EXERCISE OBJECTIVE:
Filter the listing and keep only the lines with the word "JSON".

DATA SUPPLIED:

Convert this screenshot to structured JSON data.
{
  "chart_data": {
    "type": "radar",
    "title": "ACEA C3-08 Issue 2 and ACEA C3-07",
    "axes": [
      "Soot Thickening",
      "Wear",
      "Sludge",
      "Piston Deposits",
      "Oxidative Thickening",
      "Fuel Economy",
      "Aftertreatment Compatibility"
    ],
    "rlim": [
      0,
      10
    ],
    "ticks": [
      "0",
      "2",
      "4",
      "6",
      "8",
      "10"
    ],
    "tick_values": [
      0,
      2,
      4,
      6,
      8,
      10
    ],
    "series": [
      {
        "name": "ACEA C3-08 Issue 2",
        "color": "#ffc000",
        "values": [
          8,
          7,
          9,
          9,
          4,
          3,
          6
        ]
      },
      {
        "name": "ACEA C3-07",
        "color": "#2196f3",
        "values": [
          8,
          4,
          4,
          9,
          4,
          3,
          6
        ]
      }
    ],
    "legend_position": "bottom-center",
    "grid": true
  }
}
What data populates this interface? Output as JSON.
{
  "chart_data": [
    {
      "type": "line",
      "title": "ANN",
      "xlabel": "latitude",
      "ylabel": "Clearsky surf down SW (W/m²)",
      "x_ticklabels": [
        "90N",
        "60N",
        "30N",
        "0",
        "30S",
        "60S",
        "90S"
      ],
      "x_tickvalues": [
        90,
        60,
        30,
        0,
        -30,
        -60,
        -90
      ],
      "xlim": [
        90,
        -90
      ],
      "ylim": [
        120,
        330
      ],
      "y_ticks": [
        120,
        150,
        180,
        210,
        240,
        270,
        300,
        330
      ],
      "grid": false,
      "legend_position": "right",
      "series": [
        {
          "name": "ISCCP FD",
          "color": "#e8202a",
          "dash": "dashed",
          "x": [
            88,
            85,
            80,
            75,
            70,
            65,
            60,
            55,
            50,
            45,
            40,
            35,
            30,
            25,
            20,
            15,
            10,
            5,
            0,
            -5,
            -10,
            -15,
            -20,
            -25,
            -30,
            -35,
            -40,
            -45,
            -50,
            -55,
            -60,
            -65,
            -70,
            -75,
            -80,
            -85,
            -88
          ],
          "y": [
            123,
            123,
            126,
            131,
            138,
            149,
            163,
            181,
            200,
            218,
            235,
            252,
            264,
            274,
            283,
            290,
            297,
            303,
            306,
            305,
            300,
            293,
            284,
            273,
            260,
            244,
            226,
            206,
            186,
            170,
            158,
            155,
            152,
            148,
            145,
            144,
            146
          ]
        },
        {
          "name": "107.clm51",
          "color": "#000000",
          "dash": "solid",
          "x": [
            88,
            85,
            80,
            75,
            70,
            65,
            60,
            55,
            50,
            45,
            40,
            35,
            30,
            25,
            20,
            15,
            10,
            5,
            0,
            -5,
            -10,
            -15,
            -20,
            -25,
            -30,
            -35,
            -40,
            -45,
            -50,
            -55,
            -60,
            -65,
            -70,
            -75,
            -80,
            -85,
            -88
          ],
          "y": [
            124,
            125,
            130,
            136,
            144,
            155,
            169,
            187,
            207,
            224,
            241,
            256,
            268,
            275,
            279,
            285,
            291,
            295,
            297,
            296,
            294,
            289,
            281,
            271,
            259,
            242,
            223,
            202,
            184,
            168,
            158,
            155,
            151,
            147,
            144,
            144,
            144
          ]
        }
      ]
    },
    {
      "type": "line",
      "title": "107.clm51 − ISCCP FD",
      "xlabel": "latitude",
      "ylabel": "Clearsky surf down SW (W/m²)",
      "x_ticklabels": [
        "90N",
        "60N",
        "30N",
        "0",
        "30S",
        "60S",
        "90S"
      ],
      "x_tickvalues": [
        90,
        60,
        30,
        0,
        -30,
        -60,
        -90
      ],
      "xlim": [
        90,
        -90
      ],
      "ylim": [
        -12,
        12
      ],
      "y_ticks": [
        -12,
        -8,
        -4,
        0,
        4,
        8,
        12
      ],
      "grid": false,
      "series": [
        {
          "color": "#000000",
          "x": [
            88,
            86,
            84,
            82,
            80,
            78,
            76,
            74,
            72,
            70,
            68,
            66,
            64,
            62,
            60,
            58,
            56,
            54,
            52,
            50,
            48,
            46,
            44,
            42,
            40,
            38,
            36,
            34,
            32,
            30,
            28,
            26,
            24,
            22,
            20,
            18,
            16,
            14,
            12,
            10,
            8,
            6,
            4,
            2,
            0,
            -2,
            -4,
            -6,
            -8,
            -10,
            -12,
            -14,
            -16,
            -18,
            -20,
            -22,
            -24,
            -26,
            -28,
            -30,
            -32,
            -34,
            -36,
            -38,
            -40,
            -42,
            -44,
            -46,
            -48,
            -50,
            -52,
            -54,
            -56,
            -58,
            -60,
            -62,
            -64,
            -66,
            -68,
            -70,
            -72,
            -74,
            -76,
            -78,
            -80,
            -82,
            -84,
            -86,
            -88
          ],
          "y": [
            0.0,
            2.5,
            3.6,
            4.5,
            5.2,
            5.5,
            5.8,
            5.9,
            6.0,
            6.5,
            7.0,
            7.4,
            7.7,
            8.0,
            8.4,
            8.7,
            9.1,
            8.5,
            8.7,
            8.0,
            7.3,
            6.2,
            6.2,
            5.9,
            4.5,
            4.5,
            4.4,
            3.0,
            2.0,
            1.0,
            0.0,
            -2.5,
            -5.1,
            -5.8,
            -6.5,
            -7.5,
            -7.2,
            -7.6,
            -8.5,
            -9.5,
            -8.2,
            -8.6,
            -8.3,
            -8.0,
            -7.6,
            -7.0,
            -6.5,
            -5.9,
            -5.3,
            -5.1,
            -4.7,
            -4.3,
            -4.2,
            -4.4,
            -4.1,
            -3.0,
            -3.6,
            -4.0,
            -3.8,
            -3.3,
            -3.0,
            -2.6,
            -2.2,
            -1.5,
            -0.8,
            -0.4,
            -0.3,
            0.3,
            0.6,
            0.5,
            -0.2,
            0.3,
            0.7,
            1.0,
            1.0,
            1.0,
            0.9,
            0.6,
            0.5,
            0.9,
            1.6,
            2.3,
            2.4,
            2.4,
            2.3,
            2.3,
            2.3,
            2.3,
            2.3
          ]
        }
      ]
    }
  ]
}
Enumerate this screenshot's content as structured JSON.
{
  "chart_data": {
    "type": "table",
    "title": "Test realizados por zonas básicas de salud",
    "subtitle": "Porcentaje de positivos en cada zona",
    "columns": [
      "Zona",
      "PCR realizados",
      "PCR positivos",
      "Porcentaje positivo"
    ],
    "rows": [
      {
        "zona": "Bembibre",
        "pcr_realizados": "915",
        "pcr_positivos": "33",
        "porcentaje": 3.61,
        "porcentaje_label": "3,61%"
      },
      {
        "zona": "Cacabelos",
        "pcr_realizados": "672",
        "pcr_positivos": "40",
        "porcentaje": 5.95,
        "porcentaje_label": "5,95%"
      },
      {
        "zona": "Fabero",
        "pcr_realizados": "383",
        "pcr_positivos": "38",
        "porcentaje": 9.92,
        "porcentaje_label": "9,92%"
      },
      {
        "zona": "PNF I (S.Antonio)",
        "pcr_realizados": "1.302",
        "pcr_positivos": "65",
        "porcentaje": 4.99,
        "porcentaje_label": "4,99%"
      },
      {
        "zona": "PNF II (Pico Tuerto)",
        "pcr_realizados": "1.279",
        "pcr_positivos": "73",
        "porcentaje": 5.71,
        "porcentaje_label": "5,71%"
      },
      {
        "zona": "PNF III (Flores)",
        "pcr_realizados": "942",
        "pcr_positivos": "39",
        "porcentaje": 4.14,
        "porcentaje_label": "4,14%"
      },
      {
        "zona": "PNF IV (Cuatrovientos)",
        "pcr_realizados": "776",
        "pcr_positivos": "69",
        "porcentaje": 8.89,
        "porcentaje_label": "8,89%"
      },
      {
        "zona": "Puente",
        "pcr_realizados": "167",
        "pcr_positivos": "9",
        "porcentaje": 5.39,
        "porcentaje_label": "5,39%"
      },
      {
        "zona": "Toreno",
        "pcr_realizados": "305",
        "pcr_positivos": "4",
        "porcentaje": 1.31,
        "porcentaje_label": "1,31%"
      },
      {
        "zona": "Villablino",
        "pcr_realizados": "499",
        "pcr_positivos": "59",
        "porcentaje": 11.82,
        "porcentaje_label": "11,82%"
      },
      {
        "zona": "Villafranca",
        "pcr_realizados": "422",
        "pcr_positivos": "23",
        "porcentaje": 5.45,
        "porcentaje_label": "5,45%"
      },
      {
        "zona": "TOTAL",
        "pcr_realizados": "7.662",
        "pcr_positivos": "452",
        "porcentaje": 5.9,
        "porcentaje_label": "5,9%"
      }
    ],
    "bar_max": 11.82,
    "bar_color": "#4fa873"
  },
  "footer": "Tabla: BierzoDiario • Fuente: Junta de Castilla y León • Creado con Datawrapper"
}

FINISHED ANSWER:
Convert this screenshot to structured JSON data.
What data populates this interface? Output as JSON.
Enumerate this screenshot's content as structured JSON.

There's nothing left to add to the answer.